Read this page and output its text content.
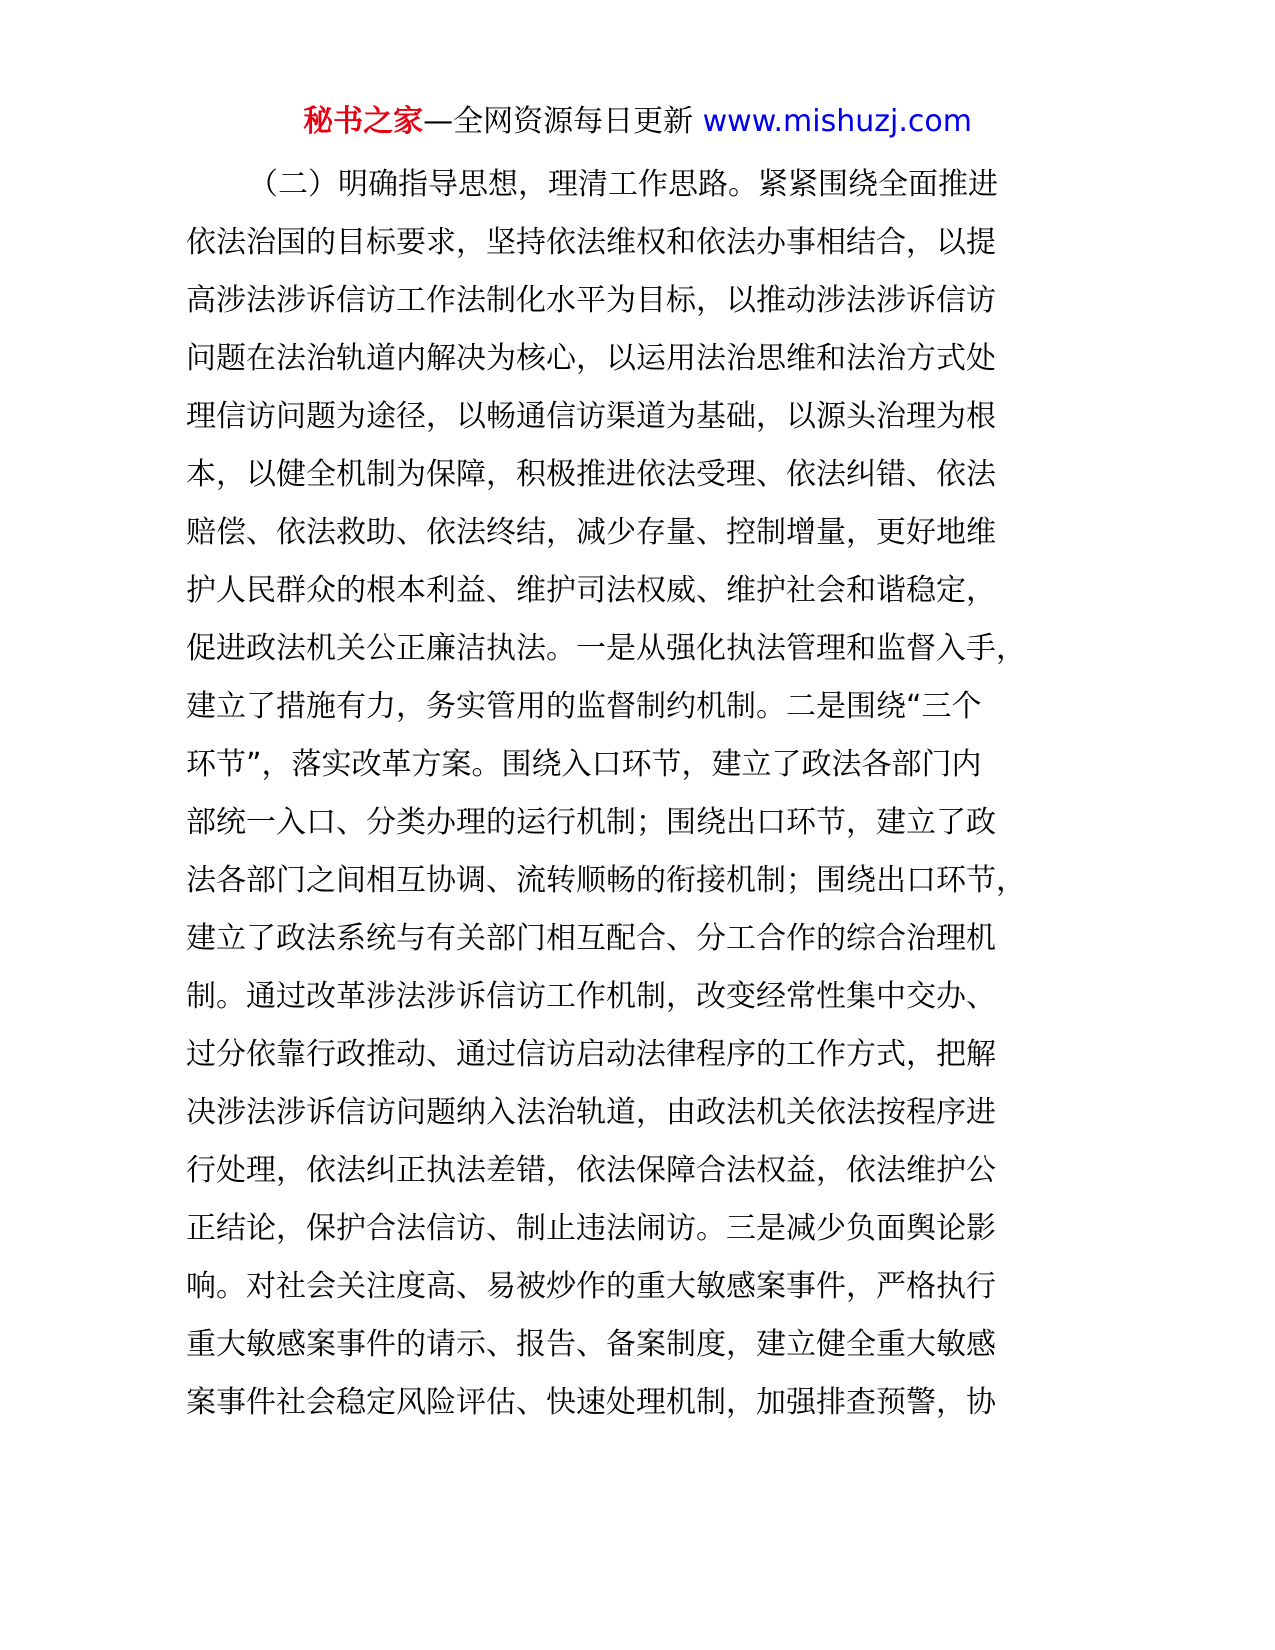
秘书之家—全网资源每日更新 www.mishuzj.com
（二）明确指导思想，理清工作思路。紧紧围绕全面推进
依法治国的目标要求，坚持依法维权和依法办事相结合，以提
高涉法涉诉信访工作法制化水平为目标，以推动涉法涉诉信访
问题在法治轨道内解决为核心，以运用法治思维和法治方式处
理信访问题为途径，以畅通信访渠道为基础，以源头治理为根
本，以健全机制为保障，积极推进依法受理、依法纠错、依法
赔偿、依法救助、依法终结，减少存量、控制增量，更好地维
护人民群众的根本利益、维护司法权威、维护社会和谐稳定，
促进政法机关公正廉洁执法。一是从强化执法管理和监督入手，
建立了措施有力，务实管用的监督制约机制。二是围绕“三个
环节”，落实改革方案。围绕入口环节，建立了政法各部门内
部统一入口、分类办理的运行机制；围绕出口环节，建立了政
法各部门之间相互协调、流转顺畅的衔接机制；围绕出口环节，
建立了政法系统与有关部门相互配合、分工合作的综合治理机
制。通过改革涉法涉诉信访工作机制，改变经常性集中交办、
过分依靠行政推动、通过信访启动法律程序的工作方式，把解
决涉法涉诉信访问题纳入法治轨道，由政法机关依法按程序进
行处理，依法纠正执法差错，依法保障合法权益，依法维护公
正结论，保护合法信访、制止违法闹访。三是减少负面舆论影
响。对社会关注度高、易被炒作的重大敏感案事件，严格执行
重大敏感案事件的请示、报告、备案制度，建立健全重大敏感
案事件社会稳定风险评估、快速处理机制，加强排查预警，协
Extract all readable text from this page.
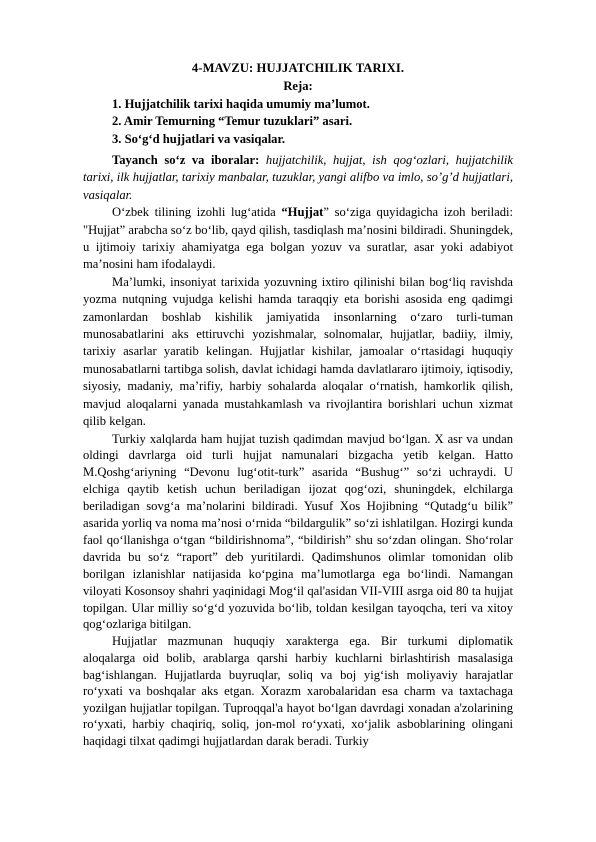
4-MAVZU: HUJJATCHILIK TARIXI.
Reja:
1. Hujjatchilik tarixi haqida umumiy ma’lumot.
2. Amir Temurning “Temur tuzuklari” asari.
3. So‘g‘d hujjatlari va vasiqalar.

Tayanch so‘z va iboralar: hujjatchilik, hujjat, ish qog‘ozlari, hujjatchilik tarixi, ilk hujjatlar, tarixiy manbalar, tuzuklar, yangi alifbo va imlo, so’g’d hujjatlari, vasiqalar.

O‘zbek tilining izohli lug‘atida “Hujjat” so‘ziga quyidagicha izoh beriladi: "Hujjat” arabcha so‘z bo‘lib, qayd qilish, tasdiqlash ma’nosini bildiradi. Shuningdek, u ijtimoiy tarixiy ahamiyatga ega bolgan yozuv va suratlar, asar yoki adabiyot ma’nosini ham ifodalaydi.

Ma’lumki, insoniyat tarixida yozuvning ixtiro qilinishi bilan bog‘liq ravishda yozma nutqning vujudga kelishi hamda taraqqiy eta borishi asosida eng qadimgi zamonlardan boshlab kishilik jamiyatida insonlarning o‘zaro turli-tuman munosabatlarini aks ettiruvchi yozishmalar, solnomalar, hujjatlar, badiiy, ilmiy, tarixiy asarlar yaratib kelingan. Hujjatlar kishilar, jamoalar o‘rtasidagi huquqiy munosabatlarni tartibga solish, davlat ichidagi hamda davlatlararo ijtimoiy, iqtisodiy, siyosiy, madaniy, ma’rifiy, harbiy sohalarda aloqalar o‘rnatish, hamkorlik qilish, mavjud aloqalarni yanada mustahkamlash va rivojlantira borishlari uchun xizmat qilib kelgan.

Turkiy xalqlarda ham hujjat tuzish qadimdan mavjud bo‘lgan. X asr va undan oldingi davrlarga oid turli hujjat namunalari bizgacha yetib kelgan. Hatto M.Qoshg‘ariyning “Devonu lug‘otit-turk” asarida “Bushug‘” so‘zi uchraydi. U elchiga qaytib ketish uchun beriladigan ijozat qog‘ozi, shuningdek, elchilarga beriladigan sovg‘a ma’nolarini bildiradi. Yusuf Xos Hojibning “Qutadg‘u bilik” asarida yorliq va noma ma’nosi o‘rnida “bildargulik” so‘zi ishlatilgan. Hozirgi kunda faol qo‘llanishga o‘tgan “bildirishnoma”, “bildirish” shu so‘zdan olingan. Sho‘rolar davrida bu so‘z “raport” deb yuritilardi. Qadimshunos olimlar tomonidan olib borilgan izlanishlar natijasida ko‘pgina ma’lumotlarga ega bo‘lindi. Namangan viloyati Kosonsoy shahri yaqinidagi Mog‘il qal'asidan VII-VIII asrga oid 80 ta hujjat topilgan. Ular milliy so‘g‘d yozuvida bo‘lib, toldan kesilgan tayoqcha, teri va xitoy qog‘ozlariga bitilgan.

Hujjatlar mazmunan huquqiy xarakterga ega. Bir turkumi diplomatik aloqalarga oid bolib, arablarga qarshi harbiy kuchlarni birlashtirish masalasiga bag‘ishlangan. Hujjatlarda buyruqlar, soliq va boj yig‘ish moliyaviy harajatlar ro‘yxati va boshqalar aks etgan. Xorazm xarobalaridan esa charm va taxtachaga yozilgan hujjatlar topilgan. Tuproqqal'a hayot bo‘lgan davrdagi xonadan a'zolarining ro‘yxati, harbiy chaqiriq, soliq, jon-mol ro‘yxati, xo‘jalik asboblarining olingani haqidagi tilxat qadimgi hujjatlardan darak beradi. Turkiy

-*-*-

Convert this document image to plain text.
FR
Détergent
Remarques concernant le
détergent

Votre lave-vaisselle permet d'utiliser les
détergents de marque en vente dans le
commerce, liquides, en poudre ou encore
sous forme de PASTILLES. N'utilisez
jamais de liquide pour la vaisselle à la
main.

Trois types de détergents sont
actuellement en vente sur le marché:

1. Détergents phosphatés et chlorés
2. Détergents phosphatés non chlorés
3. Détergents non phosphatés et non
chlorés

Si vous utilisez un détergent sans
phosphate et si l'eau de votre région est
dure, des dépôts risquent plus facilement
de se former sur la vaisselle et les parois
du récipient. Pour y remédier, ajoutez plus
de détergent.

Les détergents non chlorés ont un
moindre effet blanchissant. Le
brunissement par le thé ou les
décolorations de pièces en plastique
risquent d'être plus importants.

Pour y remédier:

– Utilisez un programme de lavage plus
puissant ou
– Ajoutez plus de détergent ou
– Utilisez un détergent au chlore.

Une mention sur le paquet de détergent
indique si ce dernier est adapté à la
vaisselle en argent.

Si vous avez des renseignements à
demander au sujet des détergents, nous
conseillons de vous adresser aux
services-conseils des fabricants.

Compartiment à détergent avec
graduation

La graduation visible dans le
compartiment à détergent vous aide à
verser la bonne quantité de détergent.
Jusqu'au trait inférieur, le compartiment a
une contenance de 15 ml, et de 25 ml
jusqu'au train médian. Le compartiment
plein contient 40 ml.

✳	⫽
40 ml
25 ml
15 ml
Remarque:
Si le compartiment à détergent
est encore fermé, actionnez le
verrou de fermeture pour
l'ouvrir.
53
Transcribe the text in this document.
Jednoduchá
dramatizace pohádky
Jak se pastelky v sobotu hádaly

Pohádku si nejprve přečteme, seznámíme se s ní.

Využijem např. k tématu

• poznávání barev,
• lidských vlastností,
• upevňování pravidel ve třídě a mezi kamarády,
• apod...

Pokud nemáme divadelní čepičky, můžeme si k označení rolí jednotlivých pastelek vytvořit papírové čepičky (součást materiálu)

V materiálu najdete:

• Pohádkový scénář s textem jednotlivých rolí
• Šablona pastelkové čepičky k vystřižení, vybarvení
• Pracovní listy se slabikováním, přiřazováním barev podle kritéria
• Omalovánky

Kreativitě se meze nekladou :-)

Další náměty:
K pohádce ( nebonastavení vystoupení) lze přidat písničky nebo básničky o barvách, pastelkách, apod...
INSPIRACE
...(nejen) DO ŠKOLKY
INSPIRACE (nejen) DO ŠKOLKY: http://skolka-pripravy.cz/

-*-*-

• TASK BRIEF: Which lines include the word "vaisselle"? Copy every one of them.

• OUTPUT FOR THIS EXERCISE:
Votre lave-vaisselle permet d'utiliser les
jamais de liquide pour la vaisselle à la
de se former sur la vaisselle et les parois
vaisselle en argent.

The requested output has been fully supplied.